■ **Exercise materials**:
· · ·

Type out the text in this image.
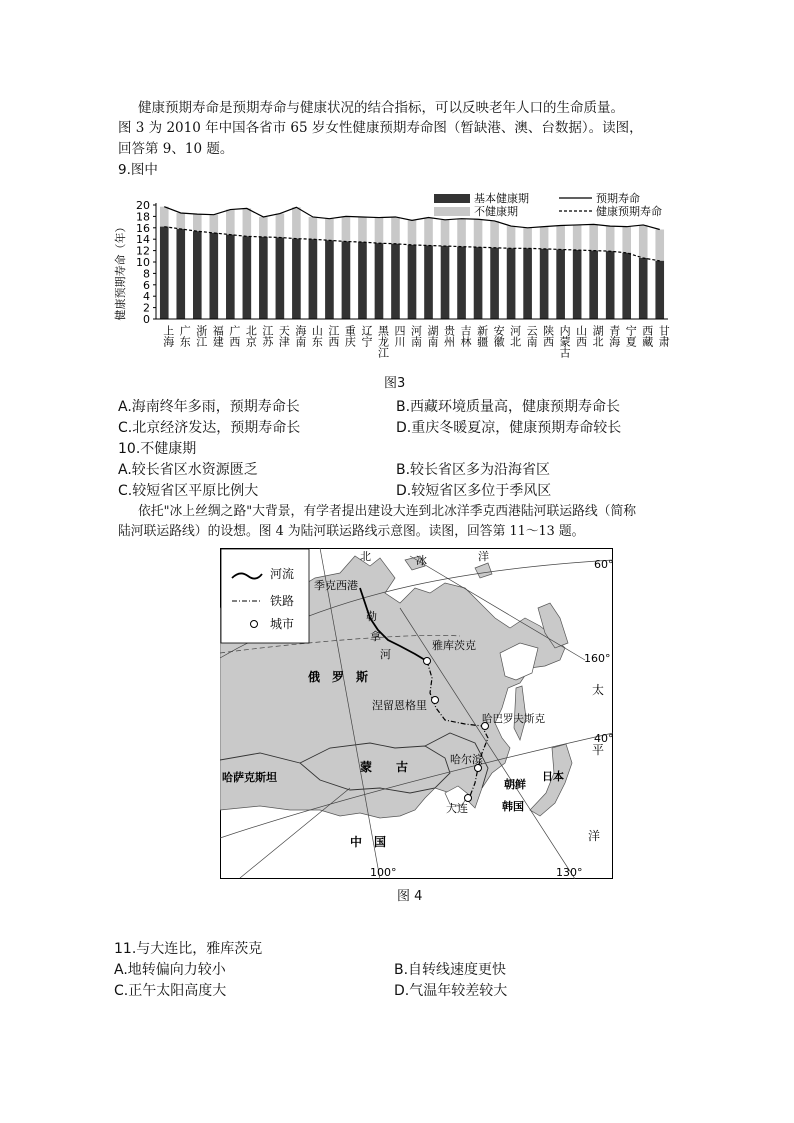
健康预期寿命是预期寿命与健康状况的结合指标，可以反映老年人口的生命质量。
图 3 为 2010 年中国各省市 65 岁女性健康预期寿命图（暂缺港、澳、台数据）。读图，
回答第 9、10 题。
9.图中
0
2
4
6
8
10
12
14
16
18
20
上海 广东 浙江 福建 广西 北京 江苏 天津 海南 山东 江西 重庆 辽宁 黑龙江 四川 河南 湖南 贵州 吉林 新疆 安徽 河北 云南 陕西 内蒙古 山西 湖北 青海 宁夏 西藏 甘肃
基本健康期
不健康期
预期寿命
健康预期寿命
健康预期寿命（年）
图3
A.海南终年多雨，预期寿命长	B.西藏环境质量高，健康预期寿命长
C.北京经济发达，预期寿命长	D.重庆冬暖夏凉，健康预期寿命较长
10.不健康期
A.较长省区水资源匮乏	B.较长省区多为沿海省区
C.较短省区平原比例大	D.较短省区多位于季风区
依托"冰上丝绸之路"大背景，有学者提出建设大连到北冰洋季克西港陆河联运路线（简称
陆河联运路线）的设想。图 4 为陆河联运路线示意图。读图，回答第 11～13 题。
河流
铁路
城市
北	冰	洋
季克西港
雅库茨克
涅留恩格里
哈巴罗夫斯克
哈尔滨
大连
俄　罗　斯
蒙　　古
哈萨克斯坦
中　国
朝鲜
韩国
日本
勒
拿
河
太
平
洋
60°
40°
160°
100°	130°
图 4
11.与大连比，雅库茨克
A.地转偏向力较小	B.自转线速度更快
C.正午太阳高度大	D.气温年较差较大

· · ·

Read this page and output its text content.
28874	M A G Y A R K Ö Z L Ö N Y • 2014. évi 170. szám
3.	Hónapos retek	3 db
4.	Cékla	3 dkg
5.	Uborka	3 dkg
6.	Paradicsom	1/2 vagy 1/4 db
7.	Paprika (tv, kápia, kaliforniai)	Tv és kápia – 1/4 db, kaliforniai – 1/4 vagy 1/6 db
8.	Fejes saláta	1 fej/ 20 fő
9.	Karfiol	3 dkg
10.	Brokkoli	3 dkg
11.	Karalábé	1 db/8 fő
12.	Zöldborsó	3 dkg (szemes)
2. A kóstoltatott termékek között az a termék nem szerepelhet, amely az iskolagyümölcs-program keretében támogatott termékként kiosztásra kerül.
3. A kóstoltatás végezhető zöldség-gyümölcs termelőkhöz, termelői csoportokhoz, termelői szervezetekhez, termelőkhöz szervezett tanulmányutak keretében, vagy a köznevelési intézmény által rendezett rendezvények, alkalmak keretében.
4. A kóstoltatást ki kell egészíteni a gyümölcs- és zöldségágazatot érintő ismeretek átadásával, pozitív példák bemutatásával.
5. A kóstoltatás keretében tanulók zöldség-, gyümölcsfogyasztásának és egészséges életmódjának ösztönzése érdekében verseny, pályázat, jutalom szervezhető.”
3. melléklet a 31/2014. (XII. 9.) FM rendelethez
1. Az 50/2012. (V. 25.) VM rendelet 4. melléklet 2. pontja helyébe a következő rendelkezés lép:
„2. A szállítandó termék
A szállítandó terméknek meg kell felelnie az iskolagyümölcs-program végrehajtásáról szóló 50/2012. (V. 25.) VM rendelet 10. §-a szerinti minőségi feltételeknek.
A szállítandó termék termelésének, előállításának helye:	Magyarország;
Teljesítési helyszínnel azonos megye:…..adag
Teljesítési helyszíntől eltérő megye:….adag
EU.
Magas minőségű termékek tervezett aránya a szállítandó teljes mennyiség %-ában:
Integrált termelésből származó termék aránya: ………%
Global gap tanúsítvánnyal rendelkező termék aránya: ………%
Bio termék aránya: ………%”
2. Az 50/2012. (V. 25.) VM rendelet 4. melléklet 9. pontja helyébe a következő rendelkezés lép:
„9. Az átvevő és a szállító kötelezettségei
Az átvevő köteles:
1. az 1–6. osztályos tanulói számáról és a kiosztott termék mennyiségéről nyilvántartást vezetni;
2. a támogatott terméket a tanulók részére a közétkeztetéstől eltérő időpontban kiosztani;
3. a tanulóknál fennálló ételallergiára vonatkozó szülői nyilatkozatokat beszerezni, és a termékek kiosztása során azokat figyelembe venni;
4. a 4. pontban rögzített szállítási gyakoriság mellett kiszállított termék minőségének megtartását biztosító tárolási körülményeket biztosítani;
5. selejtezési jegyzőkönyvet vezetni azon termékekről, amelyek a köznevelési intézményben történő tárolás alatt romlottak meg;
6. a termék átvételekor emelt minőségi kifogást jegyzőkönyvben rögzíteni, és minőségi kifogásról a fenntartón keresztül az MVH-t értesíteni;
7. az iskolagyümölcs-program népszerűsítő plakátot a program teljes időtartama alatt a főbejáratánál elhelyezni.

· · ·

■ **Stated goal**: Each line holding "iskolagyümölcs" must be found and copied.

■ **Written answer**:
2. A kóstoltatott termékek között az a termék nem szerepelhet, amely az iskolagyümölcs-program keretében támogatott termékként kiosztásra kerül.
A szállítandó terméknek meg kell felelnie az iskolagyümölcs-program végrehajtásáról szóló 50/2012. (V. 25.) VM rendelet 10. §-a szerinti minőségi feltételeknek.
7. az iskolagyümölcs-program népszerűsítő plakátot a program teljes időtartama alatt a főbejáratánál elhelyezni.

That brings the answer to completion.